Work to be completed: Make an exact copy of the entries, and keep any pictures out of it.

Records for the exercise:
################
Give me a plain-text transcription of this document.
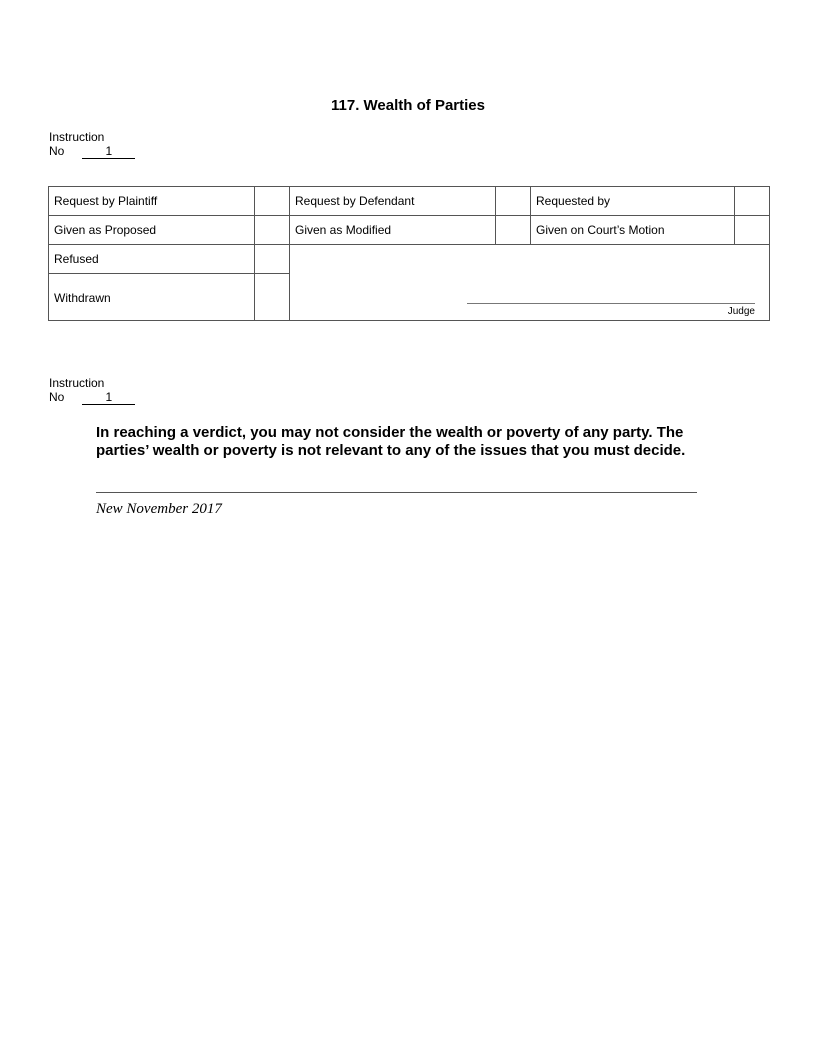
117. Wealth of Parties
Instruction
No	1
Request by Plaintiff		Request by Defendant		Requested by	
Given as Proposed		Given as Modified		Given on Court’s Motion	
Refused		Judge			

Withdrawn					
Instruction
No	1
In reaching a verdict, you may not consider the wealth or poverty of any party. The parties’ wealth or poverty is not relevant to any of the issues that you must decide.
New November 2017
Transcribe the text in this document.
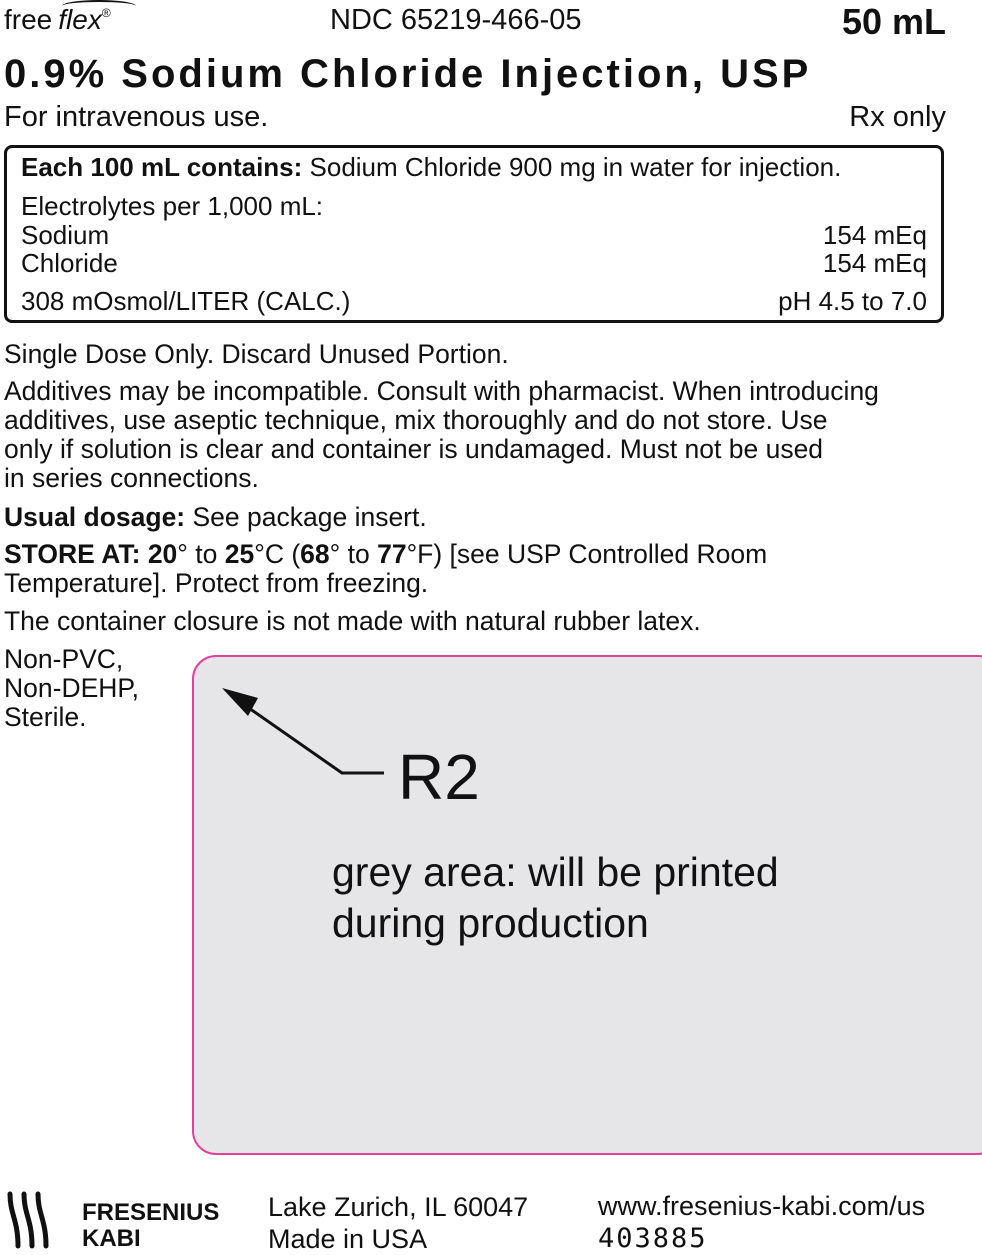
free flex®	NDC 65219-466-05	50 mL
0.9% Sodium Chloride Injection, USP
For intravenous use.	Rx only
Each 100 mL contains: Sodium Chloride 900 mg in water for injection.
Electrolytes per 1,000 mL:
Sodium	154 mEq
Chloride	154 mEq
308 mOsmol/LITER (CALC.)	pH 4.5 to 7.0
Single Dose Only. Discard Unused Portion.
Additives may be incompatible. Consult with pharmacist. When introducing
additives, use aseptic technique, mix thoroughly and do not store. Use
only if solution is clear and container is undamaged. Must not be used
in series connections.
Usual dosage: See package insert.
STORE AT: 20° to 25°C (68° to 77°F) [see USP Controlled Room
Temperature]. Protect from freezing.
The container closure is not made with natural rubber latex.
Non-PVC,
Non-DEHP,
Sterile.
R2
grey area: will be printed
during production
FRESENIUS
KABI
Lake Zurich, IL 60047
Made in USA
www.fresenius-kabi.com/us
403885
################
Response:
Give me a plain-text transcription of this document.
117. Wealth of Parties
Instruction
No	1
Request by Plaintiff		Request by Defendant		Requested by	
Given as Proposed		Given as Modified		Given on Court’s Motion	
Refused		Judge			

Withdrawn					
Instruction
No	1
In reaching a verdict, you may not consider the wealth or poverty of any party. The parties’ wealth or poverty is not relevant to any of the issues that you must decide.
New November 2017
Transcribe the text in this document.
free flex®	NDC 65219-466-05	50 mL
0.9% Sodium Chloride Injection, USP
For intravenous use.	Rx only
Each 100 mL contains: Sodium Chloride 900 mg in water for injection.
Electrolytes per 1,000 mL:
Sodium	154 mEq
Chloride	154 mEq
308 mOsmol/LITER (CALC.)	pH 4.5 to 7.0
Single Dose Only. Discard Unused Portion.
Additives may be incompatible. Consult with pharmacist. When introducing
additives, use aseptic technique, mix thoroughly and do not store. Use
only if solution is clear and container is undamaged. Must not be used
in series connections.
Usual dosage: See package insert.
STORE AT: 20° to 25°C (68° to 77°F) [see USP Controlled Room
Temperature]. Protect from freezing.
The container closure is not made with natural rubber latex.
Non-PVC,
Non-DEHP,
Sterile.
R2
grey area: will be printed
during production
FRESENIUS
KABI
Lake Zurich, IL 60047
Made in USA
www.fresenius-kabi.com/us
403885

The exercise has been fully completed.